** Begin THE INPUT **

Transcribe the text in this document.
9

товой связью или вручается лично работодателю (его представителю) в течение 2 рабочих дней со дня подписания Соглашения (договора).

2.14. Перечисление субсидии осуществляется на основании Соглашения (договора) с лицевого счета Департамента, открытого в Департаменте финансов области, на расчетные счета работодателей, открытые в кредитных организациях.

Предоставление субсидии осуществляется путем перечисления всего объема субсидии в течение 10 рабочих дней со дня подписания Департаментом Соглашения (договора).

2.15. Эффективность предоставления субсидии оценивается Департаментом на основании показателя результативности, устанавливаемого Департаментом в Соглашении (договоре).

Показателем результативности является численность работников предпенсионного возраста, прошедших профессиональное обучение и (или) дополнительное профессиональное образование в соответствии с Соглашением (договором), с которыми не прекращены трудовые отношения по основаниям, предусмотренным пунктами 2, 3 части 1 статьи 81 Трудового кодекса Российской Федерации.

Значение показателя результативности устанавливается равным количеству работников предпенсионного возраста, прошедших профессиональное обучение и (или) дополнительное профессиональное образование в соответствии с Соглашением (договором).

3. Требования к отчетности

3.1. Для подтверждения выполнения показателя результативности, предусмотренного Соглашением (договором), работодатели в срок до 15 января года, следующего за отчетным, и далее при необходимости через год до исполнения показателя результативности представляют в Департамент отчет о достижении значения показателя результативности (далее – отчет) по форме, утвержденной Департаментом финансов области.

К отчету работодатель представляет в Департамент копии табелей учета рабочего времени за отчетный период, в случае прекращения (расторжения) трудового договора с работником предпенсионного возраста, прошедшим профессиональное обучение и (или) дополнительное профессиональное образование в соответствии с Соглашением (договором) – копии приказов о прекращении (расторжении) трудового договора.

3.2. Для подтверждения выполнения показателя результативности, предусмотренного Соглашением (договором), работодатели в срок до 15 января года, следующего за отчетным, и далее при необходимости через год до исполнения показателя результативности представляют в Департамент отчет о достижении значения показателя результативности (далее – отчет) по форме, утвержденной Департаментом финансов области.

** End THE INPUT **

WRITTEN INSTRUCTION => Word for word, write out the data.

RESPONSE BELOW =>
Transcribe the text in this document.
9

товой связью или вручается лично работодателю (его представителю) в течение 2 рабочих дней со дня подписания Соглашения (договора).

2.14. Перечисление субсидии осуществляется на основании Соглашения (договора) с лицевого счета Департамента, открытого в Департаменте финансов области, на расчетные счета работодателей, открытые в кредитных организациях.

Предоставление субсидии осуществляется путем перечисления всего объема субсидии в течение 10 рабочих дней со дня подписания Департаментом Соглашения (договора).

2.15. Эффективность предоставления субсидии оценивается Департаментом на основании показателя результативности, устанавливаемого Департаментом в Соглашении (договоре).

Показателем результативности является численность работников предпенсионного возраста, прошедших профессиональное обучение и (или) дополнительное профессиональное образование в соответствии с Соглашением (договором), с которыми не прекращены трудовые отношения по основаниям, предусмотренным пунктами 2, 3 части 1 статьи 81 Трудового кодекса Российской Федерации.

Значение показателя результативности устанавливается равным количеству работников предпенсионного возраста, прошедших профессиональное обучение и (или) дополнительное профессиональное образование в соответствии с Соглашением (договором).

3. Требования к отчетности

3.1. Для подтверждения выполнения показателя результативности, предусмотренного Соглашением (договором), работодатели в срок до 15 января года, следующего за отчетным, и далее при необходимости через год до исполнения показателя результативности представляют в Департамент отчет о достижении значения показателя результативности (далее – отчет) по форме, утвержденной Департаментом финансов области.

К отчету работодатель представляет в Департамент копии табелей учета рабочего времени за отчетный период, в случае прекращения (расторжения) трудового договора с работником предпенсионного возраста, прошедшим профессиональное обучение и (или) дополнительное профессиональное образование в соответствии с Соглашением (договором) – копии приказов о прекращении (расторжении) трудового договора.

3.2. Для подтверждения выполнения показателя результативности, предусмотренного Соглашением (договором), работодатели в срок до 15 января года, следующего за отчетным, и далее при необходимости через год до исполнения показателя результативности представляют в Департамент отчет о достижении значения показателя результативности (далее – отчет) по форме, утвержденной Департаментом финансов области.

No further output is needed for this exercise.